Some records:

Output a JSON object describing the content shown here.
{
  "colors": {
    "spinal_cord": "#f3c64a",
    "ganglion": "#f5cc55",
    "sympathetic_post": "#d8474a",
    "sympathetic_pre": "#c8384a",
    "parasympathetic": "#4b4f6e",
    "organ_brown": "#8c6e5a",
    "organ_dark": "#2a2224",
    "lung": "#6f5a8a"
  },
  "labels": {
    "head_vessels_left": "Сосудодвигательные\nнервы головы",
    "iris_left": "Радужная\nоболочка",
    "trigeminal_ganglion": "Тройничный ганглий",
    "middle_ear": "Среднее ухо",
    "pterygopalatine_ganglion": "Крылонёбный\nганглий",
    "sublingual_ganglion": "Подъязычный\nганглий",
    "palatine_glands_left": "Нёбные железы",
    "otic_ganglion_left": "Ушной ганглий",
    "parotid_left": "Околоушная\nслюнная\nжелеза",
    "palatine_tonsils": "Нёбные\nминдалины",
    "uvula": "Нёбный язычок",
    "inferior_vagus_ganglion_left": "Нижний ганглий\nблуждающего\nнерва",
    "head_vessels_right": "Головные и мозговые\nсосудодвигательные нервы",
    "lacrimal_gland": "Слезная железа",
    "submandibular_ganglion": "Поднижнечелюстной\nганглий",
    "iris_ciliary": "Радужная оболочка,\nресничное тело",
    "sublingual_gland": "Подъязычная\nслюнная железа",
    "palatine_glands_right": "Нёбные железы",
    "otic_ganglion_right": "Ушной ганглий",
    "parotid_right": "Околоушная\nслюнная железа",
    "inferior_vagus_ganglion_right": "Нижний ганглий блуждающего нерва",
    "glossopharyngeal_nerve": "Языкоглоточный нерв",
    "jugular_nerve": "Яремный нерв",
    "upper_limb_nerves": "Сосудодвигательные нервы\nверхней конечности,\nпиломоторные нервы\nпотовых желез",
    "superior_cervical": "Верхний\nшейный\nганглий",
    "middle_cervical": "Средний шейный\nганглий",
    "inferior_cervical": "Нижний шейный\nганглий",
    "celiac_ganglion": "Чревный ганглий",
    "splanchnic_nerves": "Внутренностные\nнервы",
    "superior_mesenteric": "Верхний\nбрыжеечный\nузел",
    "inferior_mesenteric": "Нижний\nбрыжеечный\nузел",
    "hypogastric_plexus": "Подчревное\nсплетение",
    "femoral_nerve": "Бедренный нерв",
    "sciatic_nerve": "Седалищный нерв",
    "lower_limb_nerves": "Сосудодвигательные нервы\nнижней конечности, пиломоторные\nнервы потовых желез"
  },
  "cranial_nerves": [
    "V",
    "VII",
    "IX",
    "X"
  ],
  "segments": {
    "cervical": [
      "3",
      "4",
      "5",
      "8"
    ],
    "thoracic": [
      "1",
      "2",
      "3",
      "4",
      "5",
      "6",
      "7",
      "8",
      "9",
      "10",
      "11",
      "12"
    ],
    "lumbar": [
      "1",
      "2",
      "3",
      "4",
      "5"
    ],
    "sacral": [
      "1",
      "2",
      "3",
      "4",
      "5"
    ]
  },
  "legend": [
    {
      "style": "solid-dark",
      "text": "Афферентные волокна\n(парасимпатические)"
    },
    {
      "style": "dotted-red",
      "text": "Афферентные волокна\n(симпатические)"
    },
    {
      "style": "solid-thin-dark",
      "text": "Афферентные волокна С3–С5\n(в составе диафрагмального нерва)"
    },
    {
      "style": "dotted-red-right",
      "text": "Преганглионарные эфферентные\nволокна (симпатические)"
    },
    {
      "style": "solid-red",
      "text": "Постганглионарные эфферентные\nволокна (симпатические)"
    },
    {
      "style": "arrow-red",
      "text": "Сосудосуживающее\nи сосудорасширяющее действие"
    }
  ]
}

YOUR TASK
Print every entry exactly as it appears.

SOLUTION TO THIS PROBLEM
Output a JSON object describing the content shown here.
{
  "colors": {
    "spinal_cord": "#f3c64a",
    "ganglion": "#f5cc55",
    "sympathetic_post": "#d8474a",
    "sympathetic_pre": "#c8384a",
    "parasympathetic": "#4b4f6e",
    "organ_brown": "#8c6e5a",
    "organ_dark": "#2a2224",
    "lung": "#6f5a8a"
  },
  "labels": {
    "head_vessels_left": "Сосудодвигательные\nнервы головы",
    "iris_left": "Радужная\nоболочка",
    "trigeminal_ganglion": "Тройничный ганглий",
    "middle_ear": "Среднее ухо",
    "pterygopalatine_ganglion": "Крылонёбный\nганглий",
    "sublingual_ganglion": "Подъязычный\nганглий",
    "palatine_glands_left": "Нёбные железы",
    "otic_ganglion_left": "Ушной ганглий",
    "parotid_left": "Околоушная\nслюнная\nжелеза",
    "palatine_tonsils": "Нёбные\nминдалины",
    "uvula": "Нёбный язычок",
    "inferior_vagus_ganglion_left": "Нижний ганглий\nблуждающего\nнерва",
    "head_vessels_right": "Головные и мозговые\nсосудодвигательные нервы",
    "lacrimal_gland": "Слезная железа",
    "submandibular_ganglion": "Поднижнечелюстной\nганглий",
    "iris_ciliary": "Радужная оболочка,\nресничное тело",
    "sublingual_gland": "Подъязычная\nслюнная железа",
    "palatine_glands_right": "Нёбные железы",
    "otic_ganglion_right": "Ушной ганглий",
    "parotid_right": "Околоушная\nслюнная железа",
    "inferior_vagus_ganglion_right": "Нижний ганглий блуждающего нерва",
    "glossopharyngeal_nerve": "Языкоглоточный нерв",
    "jugular_nerve": "Яремный нерв",
    "upper_limb_nerves": "Сосудодвигательные нервы\nверхней конечности,\nпиломоторные нервы\nпотовых желез",
    "superior_cervical": "Верхний\nшейный\nганглий",
    "middle_cervical": "Средний шейный\nганглий",
    "inferior_cervical": "Нижний шейный\nганглий",
    "celiac_ganglion": "Чревный ганглий",
    "splanchnic_nerves": "Внутренностные\nнервы",
    "superior_mesenteric": "Верхний\nбрыжеечный\nузел",
    "inferior_mesenteric": "Нижний\nбрыжеечный\nузел",
    "hypogastric_plexus": "Подчревное\nсплетение",
    "femoral_nerve": "Бедренный нерв",
    "sciatic_nerve": "Седалищный нерв",
    "lower_limb_nerves": "Сосудодвигательные нервы\nнижней конечности, пиломоторные\nнервы потовых желез"
  },
  "cranial_nerves": [
    "V",
    "VII",
    "IX",
    "X"
  ],
  "segments": {
    "cervical": [
      "3",
      "4",
      "5",
      "8"
    ],
    "thoracic": [
      "1",
      "2",
      "3",
      "4",
      "5",
      "6",
      "7",
      "8",
      "9",
      "10",
      "11",
      "12"
    ],
    "lumbar": [
      "1",
      "2",
      "3",
      "4",
      "5"
    ],
    "sacral": [
      "1",
      "2",
      "3",
      "4",
      "5"
    ]
  },
  "legend": [
    {
      "style": "solid-dark",
      "text": "Афферентные волокна\n(парасимпатические)"
    },
    {
      "style": "dotted-red",
      "text": "Афферентные волокна\n(симпатические)"
    },
    {
      "style": "solid-thin-dark",
      "text": "Афферентные волокна С3–С5\n(в составе диафрагмального нерва)"
    },
    {
      "style": "dotted-red-right",
      "text": "Преганглионарные эфферентные\nволокна (симпатические)"
    },
    {
      "style": "solid-red",
      "text": "Постганглионарные эфферентные\nволокна (симпатические)"
    },
    {
      "style": "arrow-red",
      "text": "Сосудосуживающее\nи сосудорасширяющее действие"
    }
  ]
}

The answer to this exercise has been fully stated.